## PROBLEM DETAILS
Copy out the listing that follows, exactly, without its pictures.

## STORED RECORDS
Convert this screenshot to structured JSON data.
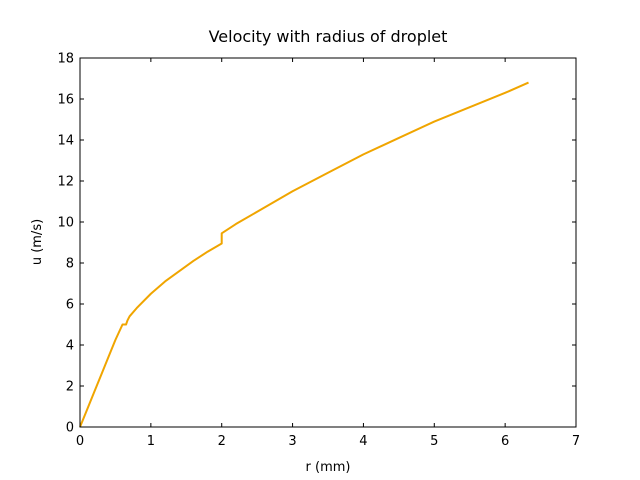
{
  "chart_data": {
    "type": "line",
    "title": "Velocity with radius of droplet",
    "xlabel": "r (mm)",
    "ylabel": "u (m/s)",
    "xlim": [
      0,
      7
    ],
    "ylim": [
      0,
      18
    ],
    "xticks": [
      "0",
      "1",
      "2",
      "3",
      "4",
      "5",
      "6",
      "7"
    ],
    "yticks": [
      "0",
      "2",
      "4",
      "6",
      "8",
      "10",
      "12",
      "14",
      "16",
      "18"
    ],
    "grid": false,
    "legend": "none",
    "series": [
      {
        "color": "#f0a500",
        "x": [
          0,
          0.1,
          0.2,
          0.3,
          0.4,
          0.5,
          0.6,
          0.6,
          0.65,
          0.67,
          0.7,
          0.8,
          1.0,
          1.2,
          1.4,
          1.6,
          1.8,
          2.0,
          2.0,
          2.2,
          2.5,
          3.0,
          3.5,
          4.0,
          4.5,
          5.0,
          5.5,
          6.0,
          6.33
        ],
        "y": [
          0,
          0.85,
          1.7,
          2.55,
          3.4,
          4.25,
          5.0,
          5.0,
          5.0,
          5.2,
          5.4,
          5.8,
          6.5,
          7.1,
          7.6,
          8.1,
          8.55,
          8.95,
          9.45,
          9.9,
          10.5,
          11.5,
          12.4,
          13.3,
          14.1,
          14.9,
          15.6,
          16.3,
          16.8
        ]
      }
    ]
  }
}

## IN RESPONSE
Convert this screenshot to structured JSON data.
{
  "chart_data": {
    "type": "line",
    "title": "Velocity with radius of droplet",
    "xlabel": "r (mm)",
    "ylabel": "u (m/s)",
    "xlim": [
      0,
      7
    ],
    "ylim": [
      0,
      18
    ],
    "xticks": [
      "0",
      "1",
      "2",
      "3",
      "4",
      "5",
      "6",
      "7"
    ],
    "yticks": [
      "0",
      "2",
      "4",
      "6",
      "8",
      "10",
      "12",
      "14",
      "16",
      "18"
    ],
    "grid": false,
    "legend": "none",
    "series": [
      {
        "color": "#f0a500",
        "x": [
          0,
          0.1,
          0.2,
          0.3,
          0.4,
          0.5,
          0.6,
          0.6,
          0.65,
          0.67,
          0.7,
          0.8,
          1.0,
          1.2,
          1.4,
          1.6,
          1.8,
          2.0,
          2.0,
          2.2,
          2.5,
          3.0,
          3.5,
          4.0,
          4.5,
          5.0,
          5.5,
          6.0,
          6.33
        ],
        "y": [
          0,
          0.85,
          1.7,
          2.55,
          3.4,
          4.25,
          5.0,
          5.0,
          5.0,
          5.2,
          5.4,
          5.8,
          6.5,
          7.1,
          7.6,
          8.1,
          8.55,
          8.95,
          9.45,
          9.9,
          10.5,
          11.5,
          12.4,
          13.3,
          14.1,
          14.9,
          15.6,
          16.3,
          16.8
        ]
      }
    ]
  }
}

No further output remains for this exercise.